Please output the records below in full, exactly as given, but without the images.
* Start Data shown *
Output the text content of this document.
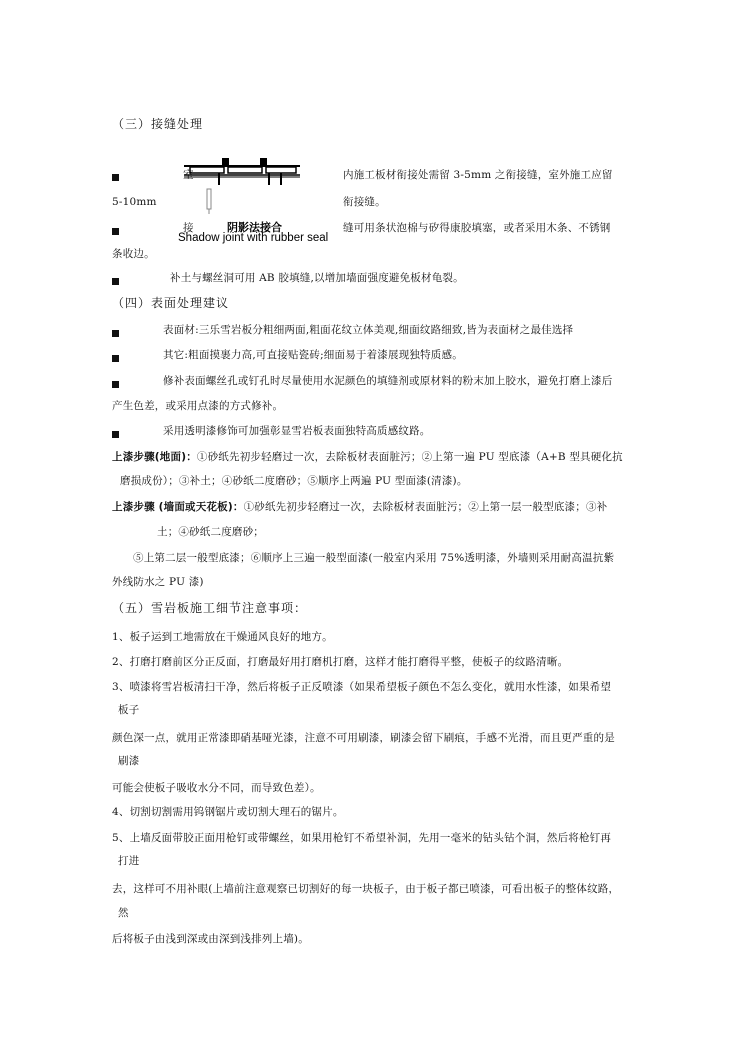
（三）接缝处理
室	内施工板材衔接处需留 3-5mm 之衔接缝，室外施工应留
5-10mm	衔接缝。
阴影法接合
Shadow joint with rubber seal
接	缝可用条状泡棉与矽得康胶填塞，或者采用木条、不锈钢
条收边。
补土与螺丝洞可用 AB 胶填缝,以增加墙面强度避免板材龟裂。
（四）表面处理建议
表面材:三乐雪岩板分粗细两面,粗面花纹立体美观,细面纹路细致,皆为表面材之最佳选择
其它:粗面摸裹力高,可直接贴瓷砖;细面易于着漆展现独特质感。
修补表面螺丝孔或钉孔时尽量使用水泥颜色的填缝剂或原材料的粉末加上胶水，避免打磨上漆后
产生色差，或采用点漆的方式修补。
采用透明漆修饰可加强彰显雪岩板表面独特高质感纹路。
上漆步骤(地面)：①砂纸先初步轻磨过一次，去除板材表面脏污；②上第一遍 PU 型底漆（A+B 型具硬化抗
磨损成份）；③补土；④砂纸二度磨砂；⑤顺序上两遍 PU 型面漆(清漆)。
上漆步骤 (墙面或天花板)：①砂纸先初步轻磨过一次，去除板材表面脏污；②上第一层一般型底漆；③补
土；④砂纸二度磨砂；
⑤上第二层一般型底漆；⑥顺序上三遍一般型面漆(一般室内采用 75%透明漆，外墙则采用耐高温抗紫
外线防水之 PU 漆)
（五）雪岩板施工细节注意事项：
1、板子运到工地需放在干燥通风良好的地方。
2、打磨打磨前区分正反面，打磨最好用打磨机打磨，这样才能打磨得平整，使板子的纹路清晰。
3、喷漆将雪岩板清扫干净，然后将板子正反喷漆（如果希望板子颜色不怎么变化，就用水性漆，如果希望
板子
颜色深一点，就用正常漆即硝基哑光漆，注意不可用刷漆，刷漆会留下刷痕，手感不光滑，而且更严重的是
刷漆
可能会使板子吸收水分不同，而导致色差）。
4、切割切割需用钨钢锯片或切割大理石的锯片。
5、上墙反面带胶正面用枪钉或带螺丝，如果用枪钉不希望补洞，先用一毫米的钻头钻个洞，然后将枪钉再
打进
去，这样可不用补眼(上墙前注意观察已切割好的每一块板子，由于板子都已喷漆，可看出板子的整体纹路，
然
后将板子由浅到深或由深到浅排列上墙)。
* End Data shown *
Exercise answer:
Output the text content of this document.
（三）接缝处理
室	内施工板材衔接处需留 3-5mm 之衔接缝，室外施工应留
5-10mm	衔接缝。
阴影法接合
Shadow joint with rubber seal
接	缝可用条状泡棉与矽得康胶填塞，或者采用木条、不锈钢
条收边。
补土与螺丝洞可用 AB 胶填缝,以增加墙面强度避免板材龟裂。
（四）表面处理建议
表面材:三乐雪岩板分粗细两面,粗面花纹立体美观,细面纹路细致,皆为表面材之最佳选择
其它:粗面摸裹力高,可直接贴瓷砖;细面易于着漆展现独特质感。
修补表面螺丝孔或钉孔时尽量使用水泥颜色的填缝剂或原材料的粉末加上胶水，避免打磨上漆后
产生色差，或采用点漆的方式修补。
采用透明漆修饰可加强彰显雪岩板表面独特高质感纹路。
上漆步骤(地面)：①砂纸先初步轻磨过一次，去除板材表面脏污；②上第一遍 PU 型底漆（A+B 型具硬化抗
磨损成份）；③补土；④砂纸二度磨砂；⑤顺序上两遍 PU 型面漆(清漆)。
上漆步骤 (墙面或天花板)：①砂纸先初步轻磨过一次，去除板材表面脏污；②上第一层一般型底漆；③补
土；④砂纸二度磨砂；
⑤上第二层一般型底漆；⑥顺序上三遍一般型面漆(一般室内采用 75%透明漆，外墙则采用耐高温抗紫
外线防水之 PU 漆)
（五）雪岩板施工细节注意事项：
1、板子运到工地需放在干燥通风良好的地方。
2、打磨打磨前区分正反面，打磨最好用打磨机打磨，这样才能打磨得平整，使板子的纹路清晰。
3、喷漆将雪岩板清扫干净，然后将板子正反喷漆（如果希望板子颜色不怎么变化，就用水性漆，如果希望
板子
颜色深一点，就用正常漆即硝基哑光漆，注意不可用刷漆，刷漆会留下刷痕，手感不光滑，而且更严重的是
刷漆
可能会使板子吸收水分不同，而导致色差）。
4、切割切割需用钨钢锯片或切割大理石的锯片。
5、上墙反面带胶正面用枪钉或带螺丝，如果用枪钉不希望补洞，先用一毫米的钻头钻个洞，然后将枪钉再
打进
去，这样可不用补眼(上墙前注意观察已切割好的每一块板子，由于板子都已喷漆，可看出板子的整体纹路，
然
后将板子由浅到深或由深到浅排列上墙)。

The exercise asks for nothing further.